● **AIM OF THE EXERCISE**
Wherever the word "Garengeot" appears in a line, copy that line.

[Items listed in a dataset]
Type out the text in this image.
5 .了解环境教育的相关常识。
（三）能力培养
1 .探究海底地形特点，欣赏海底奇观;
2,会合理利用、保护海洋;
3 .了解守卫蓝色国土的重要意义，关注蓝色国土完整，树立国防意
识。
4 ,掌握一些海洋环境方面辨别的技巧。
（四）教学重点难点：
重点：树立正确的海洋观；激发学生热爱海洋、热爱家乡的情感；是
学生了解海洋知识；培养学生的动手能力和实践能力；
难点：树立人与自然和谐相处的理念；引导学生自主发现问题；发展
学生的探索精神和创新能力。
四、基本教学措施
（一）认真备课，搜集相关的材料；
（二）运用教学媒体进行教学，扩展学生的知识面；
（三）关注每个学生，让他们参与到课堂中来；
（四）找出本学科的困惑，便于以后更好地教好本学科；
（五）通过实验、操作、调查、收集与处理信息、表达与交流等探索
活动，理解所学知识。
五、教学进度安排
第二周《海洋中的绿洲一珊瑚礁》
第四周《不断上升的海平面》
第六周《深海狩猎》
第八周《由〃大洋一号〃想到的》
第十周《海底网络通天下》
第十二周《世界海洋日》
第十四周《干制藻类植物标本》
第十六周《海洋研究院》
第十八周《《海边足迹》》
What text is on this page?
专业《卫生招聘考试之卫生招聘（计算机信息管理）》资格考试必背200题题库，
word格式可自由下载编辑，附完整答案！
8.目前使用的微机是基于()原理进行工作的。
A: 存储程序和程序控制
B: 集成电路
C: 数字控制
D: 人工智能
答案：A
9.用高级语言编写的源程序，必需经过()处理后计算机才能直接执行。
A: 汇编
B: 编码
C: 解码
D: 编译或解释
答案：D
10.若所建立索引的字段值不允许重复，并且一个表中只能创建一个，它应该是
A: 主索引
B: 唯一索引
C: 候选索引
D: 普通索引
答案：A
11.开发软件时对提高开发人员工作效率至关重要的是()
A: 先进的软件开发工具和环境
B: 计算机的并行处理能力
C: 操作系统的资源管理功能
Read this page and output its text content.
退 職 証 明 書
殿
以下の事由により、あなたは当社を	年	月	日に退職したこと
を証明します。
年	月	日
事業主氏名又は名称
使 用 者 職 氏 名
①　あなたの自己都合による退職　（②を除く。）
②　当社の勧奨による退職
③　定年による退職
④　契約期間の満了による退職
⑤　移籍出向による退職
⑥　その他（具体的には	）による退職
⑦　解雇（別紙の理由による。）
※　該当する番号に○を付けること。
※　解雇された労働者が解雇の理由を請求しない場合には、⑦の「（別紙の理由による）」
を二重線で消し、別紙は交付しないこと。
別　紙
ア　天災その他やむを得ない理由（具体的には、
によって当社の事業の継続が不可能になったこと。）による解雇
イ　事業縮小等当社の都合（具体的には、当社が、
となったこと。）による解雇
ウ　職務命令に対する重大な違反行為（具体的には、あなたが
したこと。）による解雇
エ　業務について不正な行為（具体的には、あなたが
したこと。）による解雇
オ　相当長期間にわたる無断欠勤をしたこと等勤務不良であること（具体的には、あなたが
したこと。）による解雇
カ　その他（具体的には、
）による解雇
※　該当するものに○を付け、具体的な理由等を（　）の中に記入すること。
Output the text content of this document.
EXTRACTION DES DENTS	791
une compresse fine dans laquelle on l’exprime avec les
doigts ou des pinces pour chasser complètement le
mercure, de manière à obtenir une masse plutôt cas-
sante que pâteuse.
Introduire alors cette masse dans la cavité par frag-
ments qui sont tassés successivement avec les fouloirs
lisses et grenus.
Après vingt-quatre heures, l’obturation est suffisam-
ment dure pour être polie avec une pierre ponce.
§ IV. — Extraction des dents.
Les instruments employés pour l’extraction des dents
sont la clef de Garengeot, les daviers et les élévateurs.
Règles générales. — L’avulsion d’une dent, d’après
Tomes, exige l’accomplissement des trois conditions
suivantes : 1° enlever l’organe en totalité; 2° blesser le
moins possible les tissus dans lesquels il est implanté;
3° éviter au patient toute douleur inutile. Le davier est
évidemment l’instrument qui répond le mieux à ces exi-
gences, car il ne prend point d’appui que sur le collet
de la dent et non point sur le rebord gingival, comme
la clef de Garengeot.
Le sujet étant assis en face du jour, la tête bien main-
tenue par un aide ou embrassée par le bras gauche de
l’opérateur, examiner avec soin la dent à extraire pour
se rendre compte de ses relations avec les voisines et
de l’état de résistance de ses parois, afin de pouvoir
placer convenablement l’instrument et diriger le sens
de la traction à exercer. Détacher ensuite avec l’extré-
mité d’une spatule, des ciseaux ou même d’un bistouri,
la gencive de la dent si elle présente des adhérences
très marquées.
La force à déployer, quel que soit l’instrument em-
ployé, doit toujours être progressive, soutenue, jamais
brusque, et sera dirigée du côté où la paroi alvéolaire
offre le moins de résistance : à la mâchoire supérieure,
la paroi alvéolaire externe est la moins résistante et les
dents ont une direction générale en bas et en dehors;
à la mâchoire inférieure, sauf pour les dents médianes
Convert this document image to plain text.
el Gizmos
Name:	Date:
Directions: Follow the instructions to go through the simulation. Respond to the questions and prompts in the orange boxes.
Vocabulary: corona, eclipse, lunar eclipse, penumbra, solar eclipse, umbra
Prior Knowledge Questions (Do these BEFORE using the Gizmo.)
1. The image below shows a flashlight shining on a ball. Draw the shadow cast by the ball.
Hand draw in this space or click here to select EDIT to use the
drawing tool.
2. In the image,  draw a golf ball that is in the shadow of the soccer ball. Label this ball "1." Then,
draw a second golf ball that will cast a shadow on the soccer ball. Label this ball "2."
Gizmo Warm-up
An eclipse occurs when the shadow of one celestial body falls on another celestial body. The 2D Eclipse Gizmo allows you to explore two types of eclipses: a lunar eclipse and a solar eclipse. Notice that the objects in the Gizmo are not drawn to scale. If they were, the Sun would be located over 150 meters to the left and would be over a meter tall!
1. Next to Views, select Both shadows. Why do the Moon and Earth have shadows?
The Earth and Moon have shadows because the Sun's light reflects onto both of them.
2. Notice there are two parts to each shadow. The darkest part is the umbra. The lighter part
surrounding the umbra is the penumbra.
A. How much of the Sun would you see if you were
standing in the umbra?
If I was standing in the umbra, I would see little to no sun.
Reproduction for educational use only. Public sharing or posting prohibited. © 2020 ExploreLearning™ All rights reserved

● **SOLUTION FOR THIS TASK**
sont la clef de Garengeot, les daviers et les élévateurs.
la clef de Garengeot.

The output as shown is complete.